Set task
Gather all lines in the entries that include the word "will".

Working data
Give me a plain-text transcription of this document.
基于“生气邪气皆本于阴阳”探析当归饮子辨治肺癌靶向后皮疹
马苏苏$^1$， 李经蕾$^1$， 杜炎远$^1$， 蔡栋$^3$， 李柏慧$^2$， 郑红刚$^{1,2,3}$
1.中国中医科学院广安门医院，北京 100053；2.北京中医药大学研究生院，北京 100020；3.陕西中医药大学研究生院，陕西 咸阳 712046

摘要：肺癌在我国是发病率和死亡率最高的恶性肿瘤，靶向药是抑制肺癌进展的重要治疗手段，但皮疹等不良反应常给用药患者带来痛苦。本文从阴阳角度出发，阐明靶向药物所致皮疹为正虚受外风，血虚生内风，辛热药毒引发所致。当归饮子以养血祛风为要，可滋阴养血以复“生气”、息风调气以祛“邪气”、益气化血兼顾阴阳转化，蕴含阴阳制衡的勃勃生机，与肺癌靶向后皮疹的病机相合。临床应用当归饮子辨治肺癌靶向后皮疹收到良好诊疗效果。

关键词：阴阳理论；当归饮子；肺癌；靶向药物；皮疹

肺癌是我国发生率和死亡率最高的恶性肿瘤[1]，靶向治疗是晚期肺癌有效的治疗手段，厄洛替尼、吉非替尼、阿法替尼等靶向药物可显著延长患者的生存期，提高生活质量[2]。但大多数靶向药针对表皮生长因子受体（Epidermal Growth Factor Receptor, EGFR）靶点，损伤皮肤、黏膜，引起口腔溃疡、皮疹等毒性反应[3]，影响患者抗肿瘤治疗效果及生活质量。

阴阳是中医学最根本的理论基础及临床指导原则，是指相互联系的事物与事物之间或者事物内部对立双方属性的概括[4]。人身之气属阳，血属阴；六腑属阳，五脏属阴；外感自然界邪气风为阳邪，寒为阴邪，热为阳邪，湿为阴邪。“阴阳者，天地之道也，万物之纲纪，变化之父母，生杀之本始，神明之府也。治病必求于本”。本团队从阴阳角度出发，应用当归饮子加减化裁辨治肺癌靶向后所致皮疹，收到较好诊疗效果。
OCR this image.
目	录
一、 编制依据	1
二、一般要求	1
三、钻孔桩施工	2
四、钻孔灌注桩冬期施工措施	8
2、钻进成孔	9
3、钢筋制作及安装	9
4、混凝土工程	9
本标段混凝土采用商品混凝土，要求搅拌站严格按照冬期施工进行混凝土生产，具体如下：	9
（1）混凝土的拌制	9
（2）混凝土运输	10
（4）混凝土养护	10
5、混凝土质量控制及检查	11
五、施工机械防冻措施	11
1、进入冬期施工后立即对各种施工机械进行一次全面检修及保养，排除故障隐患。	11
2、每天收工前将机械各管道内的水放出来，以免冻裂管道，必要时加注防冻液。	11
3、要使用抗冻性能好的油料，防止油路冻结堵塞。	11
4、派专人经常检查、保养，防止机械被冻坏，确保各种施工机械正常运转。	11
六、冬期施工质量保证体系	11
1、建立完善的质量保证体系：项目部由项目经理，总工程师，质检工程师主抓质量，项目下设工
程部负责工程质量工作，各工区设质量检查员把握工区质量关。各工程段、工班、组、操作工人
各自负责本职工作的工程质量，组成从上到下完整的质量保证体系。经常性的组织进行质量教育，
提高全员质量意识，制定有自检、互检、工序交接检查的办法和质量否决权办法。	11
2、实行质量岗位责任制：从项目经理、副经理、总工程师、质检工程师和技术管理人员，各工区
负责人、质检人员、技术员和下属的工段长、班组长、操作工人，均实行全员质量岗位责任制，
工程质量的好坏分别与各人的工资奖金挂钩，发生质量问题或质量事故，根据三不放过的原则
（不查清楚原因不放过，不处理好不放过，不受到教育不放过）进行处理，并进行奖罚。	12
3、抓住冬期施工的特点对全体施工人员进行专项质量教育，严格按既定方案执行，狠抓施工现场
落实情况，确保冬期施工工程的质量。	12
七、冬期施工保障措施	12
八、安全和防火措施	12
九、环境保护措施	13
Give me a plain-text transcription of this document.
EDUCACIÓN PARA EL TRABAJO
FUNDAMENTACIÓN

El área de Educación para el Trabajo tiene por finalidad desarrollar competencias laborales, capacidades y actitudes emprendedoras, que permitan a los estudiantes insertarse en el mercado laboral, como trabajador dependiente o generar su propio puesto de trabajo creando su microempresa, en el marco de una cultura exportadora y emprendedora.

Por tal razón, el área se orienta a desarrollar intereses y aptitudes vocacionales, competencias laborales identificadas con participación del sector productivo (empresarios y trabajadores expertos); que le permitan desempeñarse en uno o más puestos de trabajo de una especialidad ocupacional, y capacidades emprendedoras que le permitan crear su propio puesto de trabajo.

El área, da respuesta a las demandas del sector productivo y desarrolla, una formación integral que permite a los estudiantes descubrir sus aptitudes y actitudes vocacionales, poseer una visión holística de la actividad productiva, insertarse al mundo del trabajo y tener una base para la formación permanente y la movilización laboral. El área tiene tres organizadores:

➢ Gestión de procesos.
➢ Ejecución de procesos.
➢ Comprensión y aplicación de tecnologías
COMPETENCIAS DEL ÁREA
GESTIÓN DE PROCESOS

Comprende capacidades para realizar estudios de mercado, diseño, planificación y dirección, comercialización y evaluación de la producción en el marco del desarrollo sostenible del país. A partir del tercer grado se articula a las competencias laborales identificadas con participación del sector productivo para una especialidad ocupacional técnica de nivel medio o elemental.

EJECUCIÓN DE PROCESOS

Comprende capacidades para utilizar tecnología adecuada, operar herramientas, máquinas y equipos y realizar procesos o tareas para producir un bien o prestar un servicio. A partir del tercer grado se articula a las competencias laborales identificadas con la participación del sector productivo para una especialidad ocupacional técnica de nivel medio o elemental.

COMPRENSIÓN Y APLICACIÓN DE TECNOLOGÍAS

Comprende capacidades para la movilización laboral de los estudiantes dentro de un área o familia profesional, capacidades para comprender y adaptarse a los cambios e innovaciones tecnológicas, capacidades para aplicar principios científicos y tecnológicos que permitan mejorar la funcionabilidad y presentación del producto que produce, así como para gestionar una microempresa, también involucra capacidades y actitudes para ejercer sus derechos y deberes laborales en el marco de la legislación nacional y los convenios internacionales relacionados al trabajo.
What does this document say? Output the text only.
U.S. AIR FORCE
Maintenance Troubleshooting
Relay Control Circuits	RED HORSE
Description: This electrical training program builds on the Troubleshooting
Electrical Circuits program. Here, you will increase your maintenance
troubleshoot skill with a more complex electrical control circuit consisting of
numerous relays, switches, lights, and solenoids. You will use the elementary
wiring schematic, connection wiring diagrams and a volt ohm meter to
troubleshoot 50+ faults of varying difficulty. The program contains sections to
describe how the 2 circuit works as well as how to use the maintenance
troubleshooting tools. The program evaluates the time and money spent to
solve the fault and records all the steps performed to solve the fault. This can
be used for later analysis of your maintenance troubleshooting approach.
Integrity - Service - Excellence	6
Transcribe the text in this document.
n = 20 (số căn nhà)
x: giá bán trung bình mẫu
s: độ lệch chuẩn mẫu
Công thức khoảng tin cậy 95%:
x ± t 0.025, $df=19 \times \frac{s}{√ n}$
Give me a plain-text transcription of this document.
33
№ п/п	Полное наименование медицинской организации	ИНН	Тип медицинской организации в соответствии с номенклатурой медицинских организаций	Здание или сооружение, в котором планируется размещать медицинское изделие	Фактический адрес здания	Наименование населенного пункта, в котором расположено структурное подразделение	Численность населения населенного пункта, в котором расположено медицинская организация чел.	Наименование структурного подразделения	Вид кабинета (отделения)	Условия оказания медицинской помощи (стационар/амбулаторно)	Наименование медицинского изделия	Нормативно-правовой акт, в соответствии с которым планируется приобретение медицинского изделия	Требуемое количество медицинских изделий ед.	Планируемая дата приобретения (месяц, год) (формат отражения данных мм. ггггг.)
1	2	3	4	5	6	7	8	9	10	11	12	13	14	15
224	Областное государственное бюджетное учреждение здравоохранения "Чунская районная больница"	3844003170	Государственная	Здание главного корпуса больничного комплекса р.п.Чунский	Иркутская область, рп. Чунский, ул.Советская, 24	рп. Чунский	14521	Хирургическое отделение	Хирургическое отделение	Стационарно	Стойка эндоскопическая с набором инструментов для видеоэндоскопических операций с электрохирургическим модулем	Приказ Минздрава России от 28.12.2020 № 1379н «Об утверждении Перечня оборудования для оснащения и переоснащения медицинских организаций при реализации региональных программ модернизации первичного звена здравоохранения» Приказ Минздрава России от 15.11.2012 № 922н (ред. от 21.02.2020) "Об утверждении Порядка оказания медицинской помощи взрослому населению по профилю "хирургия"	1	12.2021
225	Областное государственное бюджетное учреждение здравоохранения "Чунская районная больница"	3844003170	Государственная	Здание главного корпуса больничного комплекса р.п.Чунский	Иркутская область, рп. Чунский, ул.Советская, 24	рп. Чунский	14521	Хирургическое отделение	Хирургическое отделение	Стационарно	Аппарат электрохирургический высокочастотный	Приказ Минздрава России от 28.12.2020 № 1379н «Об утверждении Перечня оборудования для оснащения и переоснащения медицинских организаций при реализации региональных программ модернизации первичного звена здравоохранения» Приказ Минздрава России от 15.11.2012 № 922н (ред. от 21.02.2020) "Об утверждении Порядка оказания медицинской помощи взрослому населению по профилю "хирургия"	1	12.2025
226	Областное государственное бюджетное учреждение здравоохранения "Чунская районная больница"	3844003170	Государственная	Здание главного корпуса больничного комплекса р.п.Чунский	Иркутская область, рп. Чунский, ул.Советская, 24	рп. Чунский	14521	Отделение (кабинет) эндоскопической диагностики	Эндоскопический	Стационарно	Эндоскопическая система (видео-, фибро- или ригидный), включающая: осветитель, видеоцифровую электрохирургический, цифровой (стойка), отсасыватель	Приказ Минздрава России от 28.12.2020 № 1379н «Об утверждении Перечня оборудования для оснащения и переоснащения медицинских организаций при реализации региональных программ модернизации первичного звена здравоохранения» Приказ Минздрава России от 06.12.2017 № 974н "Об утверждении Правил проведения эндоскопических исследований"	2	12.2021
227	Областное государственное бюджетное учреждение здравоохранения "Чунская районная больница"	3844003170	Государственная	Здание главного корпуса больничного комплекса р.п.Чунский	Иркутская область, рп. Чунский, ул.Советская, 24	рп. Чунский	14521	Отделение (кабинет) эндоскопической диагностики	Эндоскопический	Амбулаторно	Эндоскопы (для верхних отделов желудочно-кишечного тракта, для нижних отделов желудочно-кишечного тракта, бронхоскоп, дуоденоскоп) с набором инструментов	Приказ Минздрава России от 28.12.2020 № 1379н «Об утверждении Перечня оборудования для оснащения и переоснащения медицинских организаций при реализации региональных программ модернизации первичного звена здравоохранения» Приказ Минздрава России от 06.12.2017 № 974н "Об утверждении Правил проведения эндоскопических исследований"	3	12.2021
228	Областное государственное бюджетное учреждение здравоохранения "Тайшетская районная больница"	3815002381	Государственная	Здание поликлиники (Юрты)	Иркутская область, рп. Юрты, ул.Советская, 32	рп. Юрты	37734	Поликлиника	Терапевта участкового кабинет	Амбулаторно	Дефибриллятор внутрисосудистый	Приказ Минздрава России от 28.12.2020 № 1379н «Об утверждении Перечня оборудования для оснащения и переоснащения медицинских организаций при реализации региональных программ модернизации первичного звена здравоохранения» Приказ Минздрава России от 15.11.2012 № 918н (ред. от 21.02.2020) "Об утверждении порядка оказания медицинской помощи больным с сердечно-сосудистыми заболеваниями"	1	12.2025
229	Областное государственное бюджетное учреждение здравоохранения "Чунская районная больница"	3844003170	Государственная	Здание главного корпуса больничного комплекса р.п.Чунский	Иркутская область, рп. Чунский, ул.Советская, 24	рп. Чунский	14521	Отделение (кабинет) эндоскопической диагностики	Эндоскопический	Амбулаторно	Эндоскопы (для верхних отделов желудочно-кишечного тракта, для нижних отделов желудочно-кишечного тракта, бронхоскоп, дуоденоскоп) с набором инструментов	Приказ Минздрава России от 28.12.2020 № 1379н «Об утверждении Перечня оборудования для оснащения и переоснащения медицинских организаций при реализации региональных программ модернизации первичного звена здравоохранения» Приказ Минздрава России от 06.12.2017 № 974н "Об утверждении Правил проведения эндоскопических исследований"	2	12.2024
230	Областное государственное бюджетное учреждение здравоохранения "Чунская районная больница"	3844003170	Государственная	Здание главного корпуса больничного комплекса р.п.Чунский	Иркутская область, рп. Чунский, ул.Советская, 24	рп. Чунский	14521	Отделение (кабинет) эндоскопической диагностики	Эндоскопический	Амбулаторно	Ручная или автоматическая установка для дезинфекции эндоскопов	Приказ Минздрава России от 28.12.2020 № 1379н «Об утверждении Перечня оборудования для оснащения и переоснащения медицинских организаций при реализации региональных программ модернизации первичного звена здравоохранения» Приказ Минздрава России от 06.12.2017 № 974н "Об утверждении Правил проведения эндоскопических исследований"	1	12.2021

Exercise result
Electrical Circuits program. Here, you will increase your maintenance
numerous relays, switches, lights, and solenoids. You will use the elementary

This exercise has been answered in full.